▶ [EXERCISE DESCRIPTION]: Extract all lines in the data that contain the word "JSON".

▶ [DATASET EXCERPTS]:
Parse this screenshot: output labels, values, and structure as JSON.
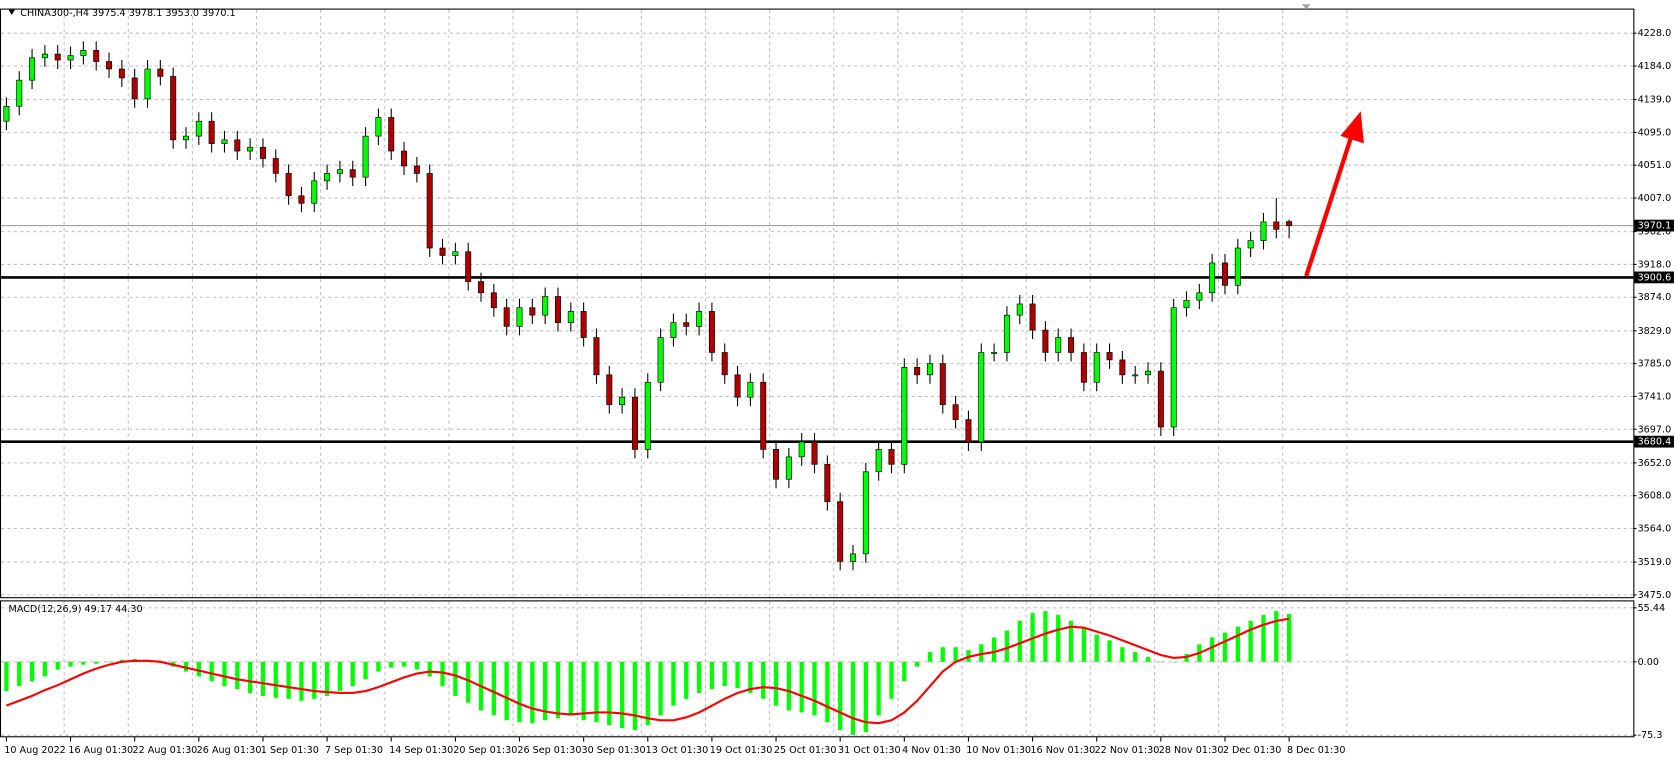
{
  "chart_data": [
    {
      "type": "candlestick",
      "title": "CHINA300-,H4  3975.4 3978.1 3953.0 3970.1",
      "categories": [
        "10 Aug 2022",
        null,
        null,
        null,
        null,
        "16 Aug 01:30",
        null,
        null,
        null,
        null,
        "22 Aug 01:30",
        null,
        null,
        null,
        null,
        "26 Aug 01:30",
        null,
        null,
        null,
        null,
        "1 Sep 01:30",
        null,
        null,
        null,
        null,
        "7 Sep 01:30",
        null,
        null,
        null,
        null,
        "14 Sep 01:30",
        null,
        null,
        null,
        null,
        "20 Sep 01:30",
        null,
        null,
        null,
        null,
        "26 Sep 01:30",
        null,
        null,
        null,
        null,
        "30 Sep 01:30",
        null,
        null,
        null,
        null,
        "13 Oct 01:30",
        null,
        null,
        null,
        null,
        "19 Oct 01:30",
        null,
        null,
        null,
        null,
        "25 Oct 01:30",
        null,
        null,
        null,
        null,
        "31 Oct 01:30",
        null,
        null,
        null,
        null,
        "4 Nov 01:30",
        null,
        null,
        null,
        null,
        "10 Nov 01:30",
        null,
        null,
        null,
        null,
        "16 Nov 01:30",
        null,
        null,
        null,
        null,
        "22 Nov 01:30",
        null,
        null,
        null,
        null,
        "28 Nov 01:30",
        null,
        null,
        null,
        null,
        "2 Dec 01:30",
        null,
        null,
        null,
        null,
        "8 Dec 01:30"
      ],
      "open": [
        4110,
        4130,
        4165,
        4195,
        4200,
        4192,
        4198,
        4205,
        4190,
        4180,
        4168,
        4140,
        4180,
        4170,
        4085,
        4090,
        4110,
        4080,
        4085,
        4070,
        4075,
        4060,
        4040,
        4010,
        4000,
        4030,
        4040,
        4045,
        4035,
        4090,
        4115,
        4070,
        4050,
        4040,
        3940,
        3930,
        3935,
        3895,
        3880,
        3860,
        3835,
        3860,
        3850,
        3875,
        3840,
        3855,
        3820,
        3770,
        3730,
        3740,
        3670,
        3760,
        3820,
        3840,
        3835,
        3855,
        3800,
        3770,
        3740,
        3760,
        3670,
        3630,
        3660,
        3680,
        3650,
        3600,
        3520,
        3530,
        3640,
        3670,
        3650,
        3780,
        3770,
        3785,
        3730,
        3710,
        3680,
        3800,
        3800,
        3850,
        3865,
        3830,
        3800,
        3820,
        3800,
        3760,
        3800,
        3790,
        3770,
        3770,
        3775,
        3700,
        3860,
        3870,
        3880,
        3920,
        3890,
        3940,
        3950,
        3975,
        3975.4
      ],
      "high": [
        4142,
        4177,
        4207,
        4212,
        4212,
        4210,
        4217,
        4217,
        4202,
        4192,
        4180,
        4192,
        4192,
        4182,
        4102,
        4122,
        4122,
        4097,
        4097,
        4087,
        4087,
        4072,
        4052,
        4022,
        4042,
        4052,
        4057,
        4057,
        4102,
        4127,
        4127,
        4082,
        4062,
        4052,
        3952,
        3947,
        3947,
        3907,
        3892,
        3872,
        3872,
        3872,
        3887,
        3887,
        3867,
        3867,
        3832,
        3782,
        3752,
        3752,
        3772,
        3832,
        3852,
        3852,
        3867,
        3867,
        3812,
        3782,
        3772,
        3772,
        3682,
        3672,
        3692,
        3692,
        3662,
        3612,
        3542,
        3652,
        3682,
        3682,
        3792,
        3792,
        3797,
        3797,
        3742,
        3722,
        3812,
        3812,
        3862,
        3877,
        3877,
        3842,
        3832,
        3832,
        3812,
        3812,
        3812,
        3802,
        3782,
        3787,
        3787,
        3872,
        3882,
        3892,
        3932,
        3932,
        3952,
        3962,
        3987,
        4007,
        3978.1
      ],
      "low": [
        4098,
        4118,
        4153,
        4183,
        4180,
        4180,
        4186,
        4178,
        4168,
        4156,
        4128,
        4128,
        4158,
        4073,
        4073,
        4078,
        4068,
        4068,
        4058,
        4058,
        4048,
        4028,
        3998,
        3988,
        3988,
        4018,
        4028,
        4023,
        4023,
        4078,
        4058,
        4038,
        4028,
        3928,
        3918,
        3918,
        3883,
        3868,
        3848,
        3823,
        3823,
        3838,
        3838,
        3828,
        3828,
        3808,
        3758,
        3718,
        3718,
        3658,
        3658,
        3748,
        3808,
        3823,
        3823,
        3788,
        3758,
        3728,
        3728,
        3658,
        3618,
        3618,
        3648,
        3638,
        3588,
        3508,
        3508,
        3518,
        3628,
        3638,
        3638,
        3758,
        3758,
        3718,
        3698,
        3668,
        3668,
        3788,
        3788,
        3838,
        3818,
        3788,
        3788,
        3788,
        3748,
        3748,
        3778,
        3758,
        3758,
        3758,
        3688,
        3688,
        3848,
        3858,
        3868,
        3878,
        3878,
        3928,
        3938,
        3953,
        3953.0
      ],
      "close": [
        4130,
        4165,
        4195,
        4200,
        4192,
        4198,
        4205,
        4190,
        4180,
        4168,
        4140,
        4180,
        4170,
        4085,
        4090,
        4110,
        4080,
        4085,
        4070,
        4075,
        4060,
        4040,
        4010,
        4000,
        4030,
        4040,
        4045,
        4035,
        4090,
        4115,
        4070,
        4050,
        4040,
        3940,
        3930,
        3935,
        3895,
        3880,
        3860,
        3835,
        3860,
        3850,
        3875,
        3840,
        3855,
        3820,
        3770,
        3730,
        3740,
        3670,
        3760,
        3820,
        3840,
        3835,
        3855,
        3800,
        3770,
        3740,
        3760,
        3670,
        3630,
        3660,
        3680,
        3650,
        3600,
        3520,
        3530,
        3640,
        3670,
        3650,
        3780,
        3770,
        3785,
        3730,
        3710,
        3680,
        3800,
        3800,
        3850,
        3865,
        3830,
        3800,
        3820,
        3800,
        3760,
        3800,
        3790,
        3770,
        3770,
        3775,
        3700,
        3860,
        3870,
        3880,
        3920,
        3890,
        3940,
        3950,
        3975,
        3965,
        3970.1
      ],
      "up_color": "#00ff00",
      "down_color": "#b00000",
      "ylim": [
        3472,
        4261
      ],
      "yticks": [
        {
          "value": 4228,
          "label": "4228.0"
        },
        {
          "value": 4184,
          "label": "4184.0"
        },
        {
          "value": 4139,
          "label": "4139.0"
        },
        {
          "value": 4095,
          "label": "4095.0"
        },
        {
          "value": 4051,
          "label": "4051.0"
        },
        {
          "value": 4007,
          "label": "4007.0"
        },
        {
          "value": 3962,
          "label": "3962.0"
        },
        {
          "value": 3918,
          "label": "3918.0"
        },
        {
          "value": 3874,
          "label": "3874.0"
        },
        {
          "value": 3829,
          "label": "3829.0"
        },
        {
          "value": 3785,
          "label": "3785.0"
        },
        {
          "value": 3741,
          "label": "3741.0"
        },
        {
          "value": 3697,
          "label": "3697.0"
        },
        {
          "value": 3652,
          "label": "3652.0"
        },
        {
          "value": 3608,
          "label": "3608.0"
        },
        {
          "value": 3564,
          "label": "3564.0"
        },
        {
          "value": 3519,
          "label": "3519.0"
        },
        {
          "value": 3475,
          "label": "3475.0"
        }
      ],
      "grid": true,
      "hlines": [
        {
          "value": 3970.1,
          "color": "#a0a0a0"
        },
        {
          "value": 3900.6,
          "color": "#000000"
        },
        {
          "value": 3680.4,
          "color": "#000000"
        }
      ]
    },
    {
      "type": "macd",
      "title": "MACD(12,26,9) 49.17 44.30",
      "histogram": [
        -30,
        -25,
        -20,
        -15,
        -8,
        -5,
        -3,
        -2,
        0,
        2,
        3,
        2,
        0,
        -5,
        -10,
        -15,
        -20,
        -25,
        -28,
        -32,
        -35,
        -37,
        -38,
        -40,
        -38,
        -35,
        -30,
        -25,
        -18,
        -10,
        -6,
        -5,
        -8,
        -15,
        -25,
        -35,
        -42,
        -50,
        -55,
        -60,
        -62,
        -63,
        -60,
        -58,
        -55,
        -60,
        -62,
        -65,
        -68,
        -70,
        -65,
        -55,
        -45,
        -38,
        -32,
        -28,
        -25,
        -27,
        -32,
        -38,
        -45,
        -50,
        -52,
        -55,
        -62,
        -70,
        -75,
        -72,
        -55,
        -38,
        -20,
        -5,
        10,
        15,
        15,
        12,
        18,
        25,
        32,
        42,
        50,
        52,
        48,
        42,
        35,
        28,
        22,
        15,
        10,
        5,
        0,
        0,
        8,
        18,
        25,
        30,
        36,
        42,
        48,
        52,
        49.17
      ],
      "signal": [
        -45,
        -40,
        -35,
        -29,
        -24,
        -18,
        -12,
        -7,
        -3,
        0,
        1,
        1,
        0,
        -3,
        -6,
        -9,
        -12,
        -15,
        -18,
        -20,
        -22,
        -24,
        -26,
        -28,
        -30,
        -31,
        -32,
        -32,
        -30,
        -26,
        -21,
        -16,
        -12,
        -10,
        -11,
        -14,
        -19,
        -25,
        -31,
        -37,
        -43,
        -48,
        -51,
        -53,
        -54,
        -53,
        -52,
        -52,
        -53,
        -55,
        -58,
        -60,
        -60,
        -57,
        -52,
        -45,
        -38,
        -32,
        -28,
        -26,
        -27,
        -30,
        -35,
        -40,
        -46,
        -52,
        -58,
        -62,
        -63,
        -60,
        -52,
        -40,
        -25,
        -10,
        0,
        5,
        8,
        10,
        14,
        19,
        24,
        29,
        33,
        36,
        35,
        31,
        27,
        22,
        17,
        12,
        7,
        4,
        5,
        9,
        15,
        21,
        27,
        33,
        38,
        42,
        44.3
      ],
      "histogram_color": "#00ff00",
      "signal_color": "#ff0000",
      "y2lim": [
        -76.4,
        63.1
      ],
      "y2ticks": [
        55.44,
        {
          "value": 0,
          "label": "0.00"
        },
        -75.3
      ]
    }
  ]
}
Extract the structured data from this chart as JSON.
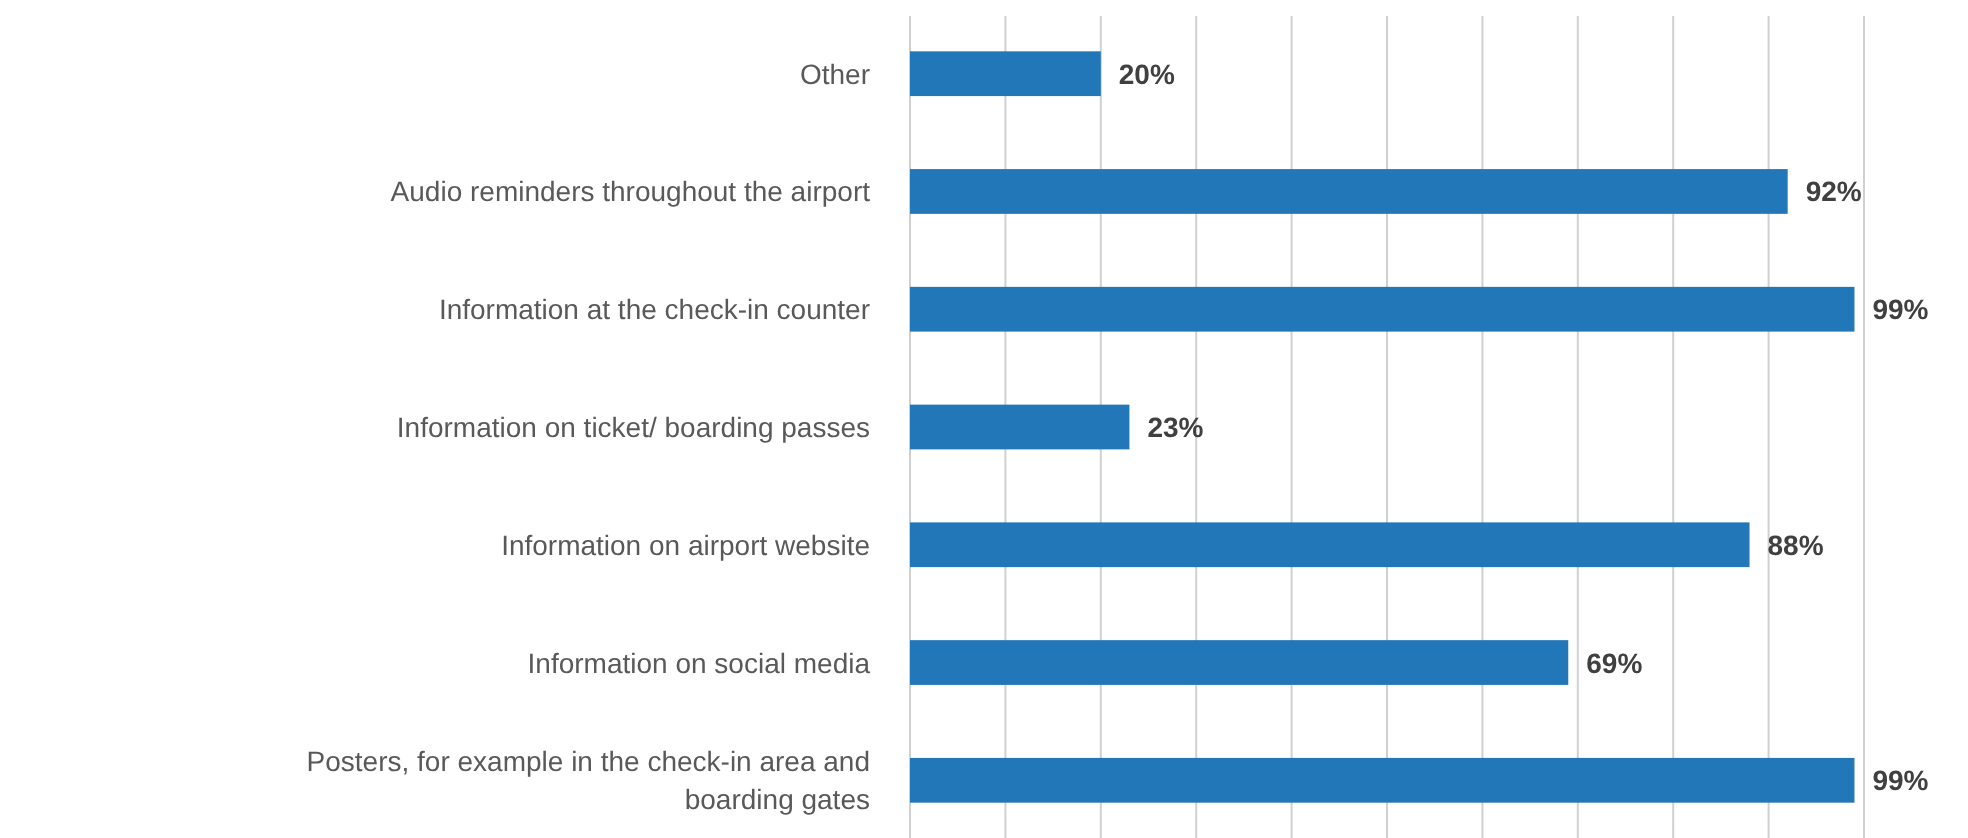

▶ [COMPLETED EXERCISE]:
Parse this screenshot: output labels, values, and structure as JSON.
Extract the structured data from this chart as JSON.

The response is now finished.